**Provided records:**
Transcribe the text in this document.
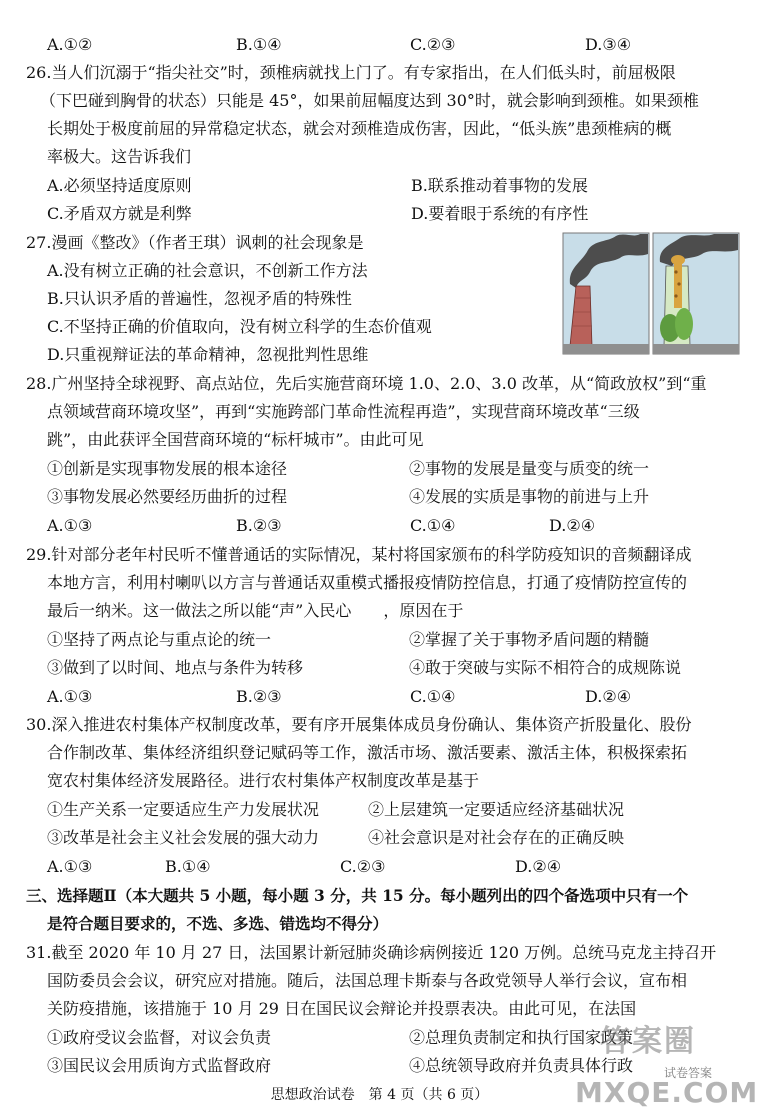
A.①②	B.①④	C.②③	D.③④
26.当人们沉溺于“指尖社交”时，颈椎病就找上门了。有专家指出，在人们低头时，前屈极限
（下巴碰到胸骨的状态）只能是 45°，如果前屈幅度达到 30°时，就会影响到颈椎。如果颈椎
长期处于极度前屈的异常稳定状态，就会对颈椎造成伤害，因此，“低头族”患颈椎病的概
率极大。这告诉我们
A.必须坚持适度原则	B.联系推动着事物的发展
C.矛盾双方就是利弊	D.要着眼于系统的有序性
27.漫画《整改》（作者王琪）讽刺的社会现象是
A.没有树立正确的社会意识，不创新工作方法
B.只认识矛盾的普遍性，忽视矛盾的特殊性
C.不坚持正确的价值取向，没有树立科学的生态价值观
D.只重视辩证法的革命精神，忽视批判性思维
28.广州坚持全球视野、高点站位，先后实施营商环境 1.0、2.0、3.0 改革，从“简政放权”到“重
点领域营商环境攻坚”，再到“实施跨部门革命性流程再造”，实现营商环境改革“三级
跳”，由此获评全国营商环境的“标杆城市”。由此可见
①创新是实现事物发展的根本途径	②事物的发展是量变与质变的统一
③事物发展必然要经历曲折的过程	④发展的实质是事物的前进与上升
A.①③	B.②③	C.①④	D.②④
29.针对部分老年村民听不懂普通话的实际情况，某村将国家颁布的科学防疫知识的音频翻译成
本地方言，利用村喇叭以方言与普通话双重模式播报疫情防控信息，打通了疫情防控宣传的
最后一纳米。这一做法之所以能“声”入民心　　，原因在于
①坚持了两点论与重点论的统一	②掌握了关于事物矛盾问题的精髓
③做到了以时间、地点与条件为转移	④敢于突破与实际不相符合的成规陈说
A.①③	B.②③	C.①④	D.②④
30.深入推进农村集体产权制度改革，要有序开展集体成员身份确认、集体资产折股量化、股份
合作制改革、集体经济组织登记赋码等工作，激活市场、激活要素、激活主体，积极探索拓
宽农村集体经济发展路径。进行农村集体产权制度改革是基于
①生产关系一定要适应生产力发展状况	②上层建筑一定要适应经济基础状况
③改革是社会主义社会发展的强大动力	④社会意识是对社会存在的正确反映
A.①③	B.①④	C.②③	D.②④
三、选择题Ⅱ（本大题共 5 小题，每小题 3 分，共 15 分。每小题列出的四个备选项中只有一个
是符合题目要求的，不选、多选、错选均不得分）
31.截至 2020 年 10 月 27 日，法国累计新冠肺炎确诊病例接近 120 万例。总统马克龙主持召开
国防委员会会议，研究应对措施。随后，法国总理卡斯泰与各政党领导人举行会议，宣布相
关防疫措施，该措施于 10 月 29 日在国民议会辩论并投票表决。由此可见，在法国
①政府受议会监督，对议会负责	②总理负责制定和执行国家政策
③国民议会用质询方式监督政府	④总统领导政府并负责具体行政
思想政治试卷　第 4 页（共 6 页）
答案圈
MXQE.COM
试卷答案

**Task:**
Write out the entries above word for word. Do not include the pictures.

**Complete output:**
Transcribe the text in this document.
A.①②	B.①④	C.②③	D.③④
26.当人们沉溺于“指尖社交”时，颈椎病就找上门了。有专家指出，在人们低头时，前屈极限
（下巴碰到胸骨的状态）只能是 45°，如果前屈幅度达到 30°时，就会影响到颈椎。如果颈椎
长期处于极度前屈的异常稳定状态，就会对颈椎造成伤害，因此，“低头族”患颈椎病的概
率极大。这告诉我们
A.必须坚持适度原则	B.联系推动着事物的发展
C.矛盾双方就是利弊	D.要着眼于系统的有序性
27.漫画《整改》（作者王琪）讽刺的社会现象是
A.没有树立正确的社会意识，不创新工作方法
B.只认识矛盾的普遍性，忽视矛盾的特殊性
C.不坚持正确的价值取向，没有树立科学的生态价值观
D.只重视辩证法的革命精神，忽视批判性思维
28.广州坚持全球视野、高点站位，先后实施营商环境 1.0、2.0、3.0 改革，从“简政放权”到“重
点领域营商环境攻坚”，再到“实施跨部门革命性流程再造”，实现营商环境改革“三级
跳”，由此获评全国营商环境的“标杆城市”。由此可见
①创新是实现事物发展的根本途径	②事物的发展是量变与质变的统一
③事物发展必然要经历曲折的过程	④发展的实质是事物的前进与上升
A.①③	B.②③	C.①④	D.②④
29.针对部分老年村民听不懂普通话的实际情况，某村将国家颁布的科学防疫知识的音频翻译成
本地方言，利用村喇叭以方言与普通话双重模式播报疫情防控信息，打通了疫情防控宣传的
最后一纳米。这一做法之所以能“声”入民心　　，原因在于
①坚持了两点论与重点论的统一	②掌握了关于事物矛盾问题的精髓
③做到了以时间、地点与条件为转移	④敢于突破与实际不相符合的成规陈说
A.①③	B.②③	C.①④	D.②④
30.深入推进农村集体产权制度改革，要有序开展集体成员身份确认、集体资产折股量化、股份
合作制改革、集体经济组织登记赋码等工作，激活市场、激活要素、激活主体，积极探索拓
宽农村集体经济发展路径。进行农村集体产权制度改革是基于
①生产关系一定要适应生产力发展状况	②上层建筑一定要适应经济基础状况
③改革是社会主义社会发展的强大动力	④社会意识是对社会存在的正确反映
A.①③	B.①④	C.②③	D.②④
三、选择题Ⅱ（本大题共 5 小题，每小题 3 分，共 15 分。每小题列出的四个备选项中只有一个
是符合题目要求的，不选、多选、错选均不得分）
31.截至 2020 年 10 月 27 日，法国累计新冠肺炎确诊病例接近 120 万例。总统马克龙主持召开
国防委员会会议，研究应对措施。随后，法国总理卡斯泰与各政党领导人举行会议，宣布相
关防疫措施，该措施于 10 月 29 日在国民议会辩论并投票表决。由此可见，在法国
①政府受议会监督，对议会负责	②总理负责制定和执行国家政策
③国民议会用质询方式监督政府	④总统领导政府并负责具体行政
思想政治试卷　第 4 页（共 6 页）
答案圈
MXQE.COM
试卷答案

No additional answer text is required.